----- Input material -----

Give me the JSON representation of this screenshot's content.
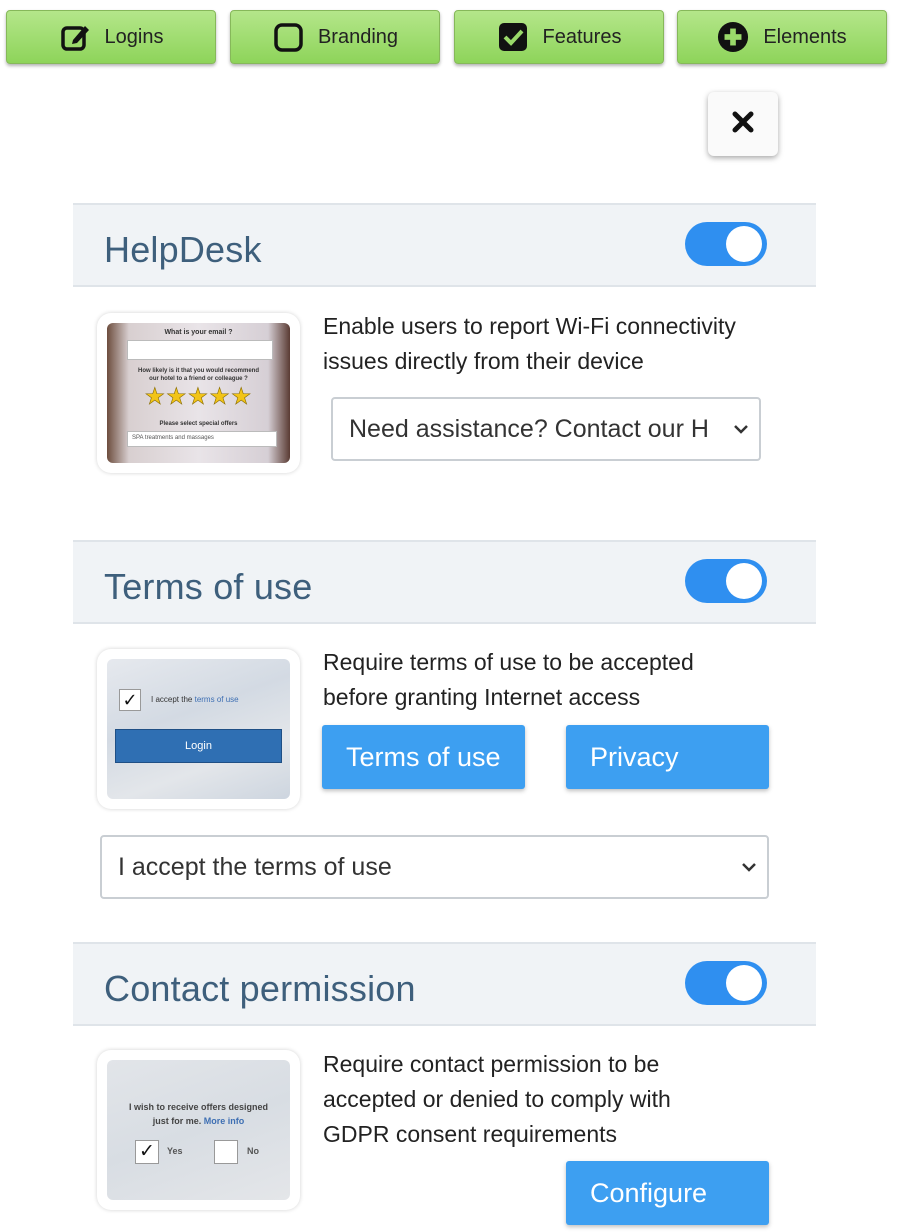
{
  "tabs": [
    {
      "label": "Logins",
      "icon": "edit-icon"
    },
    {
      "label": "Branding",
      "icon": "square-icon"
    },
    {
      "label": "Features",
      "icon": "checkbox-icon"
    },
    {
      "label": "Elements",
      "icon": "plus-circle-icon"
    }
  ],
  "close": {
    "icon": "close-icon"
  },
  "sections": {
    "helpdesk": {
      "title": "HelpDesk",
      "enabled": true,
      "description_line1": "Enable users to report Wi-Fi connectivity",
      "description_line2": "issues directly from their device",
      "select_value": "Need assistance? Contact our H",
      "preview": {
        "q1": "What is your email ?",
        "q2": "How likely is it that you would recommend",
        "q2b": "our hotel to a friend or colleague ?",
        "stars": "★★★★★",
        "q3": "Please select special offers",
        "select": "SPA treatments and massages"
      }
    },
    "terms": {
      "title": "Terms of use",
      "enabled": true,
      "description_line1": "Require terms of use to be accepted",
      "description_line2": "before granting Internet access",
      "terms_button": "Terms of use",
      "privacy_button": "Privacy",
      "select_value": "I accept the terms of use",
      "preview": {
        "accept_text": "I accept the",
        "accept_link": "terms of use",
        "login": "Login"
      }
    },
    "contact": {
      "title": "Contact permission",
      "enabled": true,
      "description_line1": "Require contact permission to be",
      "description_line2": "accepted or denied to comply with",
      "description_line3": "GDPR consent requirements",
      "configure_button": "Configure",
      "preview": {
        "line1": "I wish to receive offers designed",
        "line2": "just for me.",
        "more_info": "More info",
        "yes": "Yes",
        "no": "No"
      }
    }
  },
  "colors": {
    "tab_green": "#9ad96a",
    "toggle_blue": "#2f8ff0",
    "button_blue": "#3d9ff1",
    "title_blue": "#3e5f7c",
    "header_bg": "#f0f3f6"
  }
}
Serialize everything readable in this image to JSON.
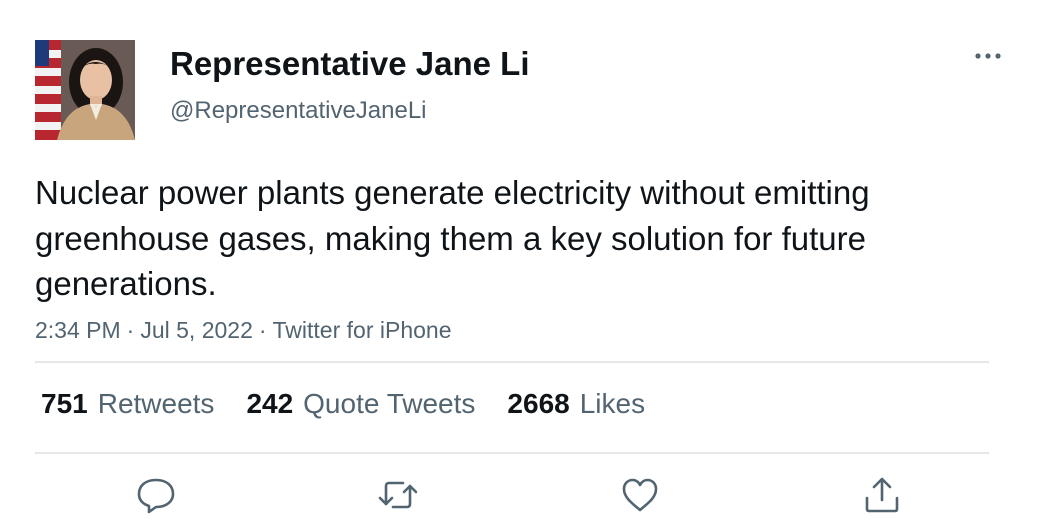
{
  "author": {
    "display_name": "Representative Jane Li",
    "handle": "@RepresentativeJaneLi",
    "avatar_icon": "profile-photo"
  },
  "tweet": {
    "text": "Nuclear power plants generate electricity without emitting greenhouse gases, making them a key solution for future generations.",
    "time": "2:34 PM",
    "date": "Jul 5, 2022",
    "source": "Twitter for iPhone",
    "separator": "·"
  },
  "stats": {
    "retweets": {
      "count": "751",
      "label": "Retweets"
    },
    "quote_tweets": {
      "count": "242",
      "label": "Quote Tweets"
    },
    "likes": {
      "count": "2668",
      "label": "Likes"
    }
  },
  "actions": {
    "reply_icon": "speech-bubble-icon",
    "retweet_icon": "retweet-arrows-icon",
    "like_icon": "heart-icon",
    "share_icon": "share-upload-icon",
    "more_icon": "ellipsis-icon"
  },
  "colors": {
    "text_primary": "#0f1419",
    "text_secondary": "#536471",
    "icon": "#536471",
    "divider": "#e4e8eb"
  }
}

-----

Review the preceding data and report every line that includes the string "this".

- [Finished exercise]:
Give me the JSON representation of this screenshot's content.
Serialize everything readable in this image to JSON.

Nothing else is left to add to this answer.